## What the exercise asks
Go through the listing and pick out each line with the word "gtip" in it.

(Source data)
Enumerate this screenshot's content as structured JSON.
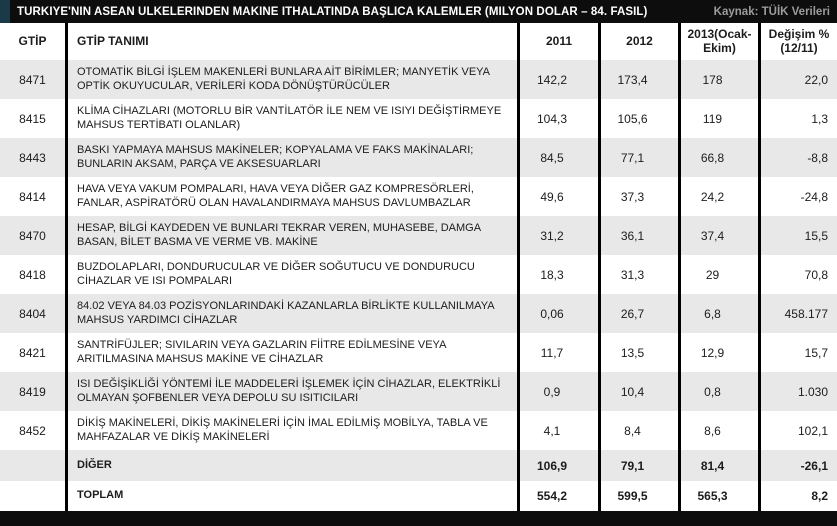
{
  "header": {
    "title": "TÜRKİYE'NİN ASEAN ÜLKELERİNDEN MAKİNE İTHALATINDA BAŞLICA KALEMLER (MİLYON DOLAR – 84. FASIL)",
    "source": "Kaynak: TÜİK Verileri"
  },
  "chart_data": {
    "type": "table",
    "title": "TÜRKİYE'NİN ASEAN ÜLKELERİNDEN MAKİNE İTHALATINDA BAŞLICA KALEMLER (MİLYON DOLAR – 84. FASIL)",
    "source": "Kaynak: TÜİK Verileri",
    "columns": [
      "GTİP",
      "GTİP TANIMI",
      "2011",
      "2012",
      "2013(Ocak-Ekim)",
      "Değişim % (12/11)"
    ],
    "rows": [
      {
        "kind": "data",
        "bold": false,
        "gtip": "8471",
        "tanim": "OTOMATİK BİLGİ İŞLEM MAKENLERİ BUNLARA AİT BİRİMLER; MANYETİK VEYA OPTİK OKUYUCULAR, VERİLERİ KODA DÖNÜŞTÜRÜCÜLER",
        "y2011": "142,2",
        "y2012": "173,4",
        "y2013": "178",
        "degisim": "22,0"
      },
      {
        "kind": "data",
        "bold": false,
        "gtip": "8415",
        "tanim": "KLİMA CİHAZLARI (MOTORLU BİR VANTİLATÖR İLE NEM VE ISIYI DEĞİŞTİRMEYE MAHSUS TERTİBATI OLANLAR)",
        "y2011": "104,3",
        "y2012": "105,6",
        "y2013": "119",
        "degisim": "1,3"
      },
      {
        "kind": "data",
        "bold": false,
        "gtip": "8443",
        "tanim": "BASKI YAPMAYA MAHSUS MAKİNELER; KOPYALAMA VE FAKS MAKİNALARI; BUNLARIN AKSAM, PARÇA VE AKSESUARLARI",
        "y2011": "84,5",
        "y2012": "77,1",
        "y2013": "66,8",
        "degisim": "-8,8"
      },
      {
        "kind": "data",
        "bold": false,
        "gtip": "8414",
        "tanim": "HAVA VEYA VAKUM POMPALARI, HAVA VEYA DİĞER GAZ KOMPRESÖRLERİ, FANLAR, ASPİRATÖRÜ OLAN HAVALANDIRMAYA MAHSUS DAVLUMBAZLAR",
        "y2011": "49,6",
        "y2012": "37,3",
        "y2013": "24,2",
        "degisim": "-24,8"
      },
      {
        "kind": "data",
        "bold": false,
        "gtip": "8470",
        "tanim": "HESAP, BİLGİ KAYDEDEN VE BUNLARI TEKRAR VEREN, MUHASEBE, DAMGA BASAN, BİLET BASMA VE VERME VB. MAKİNE",
        "y2011": "31,2",
        "y2012": "36,1",
        "y2013": "37,4",
        "degisim": "15,5"
      },
      {
        "kind": "data",
        "bold": false,
        "gtip": "8418",
        "tanim": "BUZDOLAPLARI, DONDURUCULAR VE DİĞER SOĞUTUCU VE DONDURUCU CİHAZLAR VE ISI POMPALARI",
        "y2011": "18,3",
        "y2012": "31,3",
        "y2013": "29",
        "degisim": "70,8"
      },
      {
        "kind": "data",
        "bold": false,
        "gtip": "8404",
        "tanim": "84.02 VEYA 84.03 POZİSYONLARINDAKİ KAZANLARLA BİRLİKTE KULLANILMAYA MAHSUS YARDIMCI CİHAZLAR",
        "y2011": "0,06",
        "y2012": "26,7",
        "y2013": "6,8",
        "degisim": "458.177"
      },
      {
        "kind": "data",
        "bold": false,
        "gtip": "8421",
        "tanim": "SANTRİFÜJLER; SIVILARIN VEYA GAZLARIN FİİTRE EDİLMESİNE VEYA ARITILMASINA MAHSUS MAKİNE VE CİHAZLAR",
        "y2011": "11,7",
        "y2012": "13,5",
        "y2013": "12,9",
        "degisim": "15,7"
      },
      {
        "kind": "data",
        "bold": false,
        "gtip": "8419",
        "tanim": "ISI DEĞİŞİKLİĞİ YÖNTEMİ İLE MADDELERİ İŞLEMEK İÇİN CİHAZLAR, ELEKTRİKLİ OLMAYAN ŞOFBENLER VEYA DEPOLU SU ISITICILARI",
        "y2011": "0,9",
        "y2012": "10,4",
        "y2013": "0,8",
        "degisim": "1.030"
      },
      {
        "kind": "data",
        "bold": false,
        "gtip": "8452",
        "tanim": "DİKİŞ MAKİNELERİ, DİKİŞ MAKİNELERİ İÇİN İMAL EDİLMİŞ MOBİLYA, TABLA VE MAHFAZALAR VE DİKİŞ MAKİNELERİ",
        "y2011": "4,1",
        "y2012": "8,4",
        "y2013": "8,6",
        "degisim": "102,1"
      },
      {
        "kind": "diger",
        "bold": true,
        "gtip": "",
        "tanim": "DİĞER",
        "y2011": "106,9",
        "y2012": "79,1",
        "y2013": "81,4",
        "degisim": "-26,1"
      },
      {
        "kind": "toplam",
        "bold": true,
        "gtip": "",
        "tanim": "TOPLAM",
        "y2011": "554,2",
        "y2012": "599,5",
        "y2013": "565,3",
        "degisim": "8,2"
      }
    ]
  },
  "colors": {
    "title_bar": "#0d0d0d",
    "accent_mark": "#1b3a49",
    "row_alt": "#e8e8e8",
    "source_text": "#9c9c9c",
    "bottom_bar": "#0d0d0d"
  }
}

## Right answer
        "gtip": "8471",
        "gtip": "8415",
        "gtip": "8443",
        "gtip": "8414",
        "gtip": "8470",
        "gtip": "8418",
        "gtip": "8404",
        "gtip": "8421",
        "gtip": "8419",
        "gtip": "8452",
        "gtip": "",
        "gtip": "",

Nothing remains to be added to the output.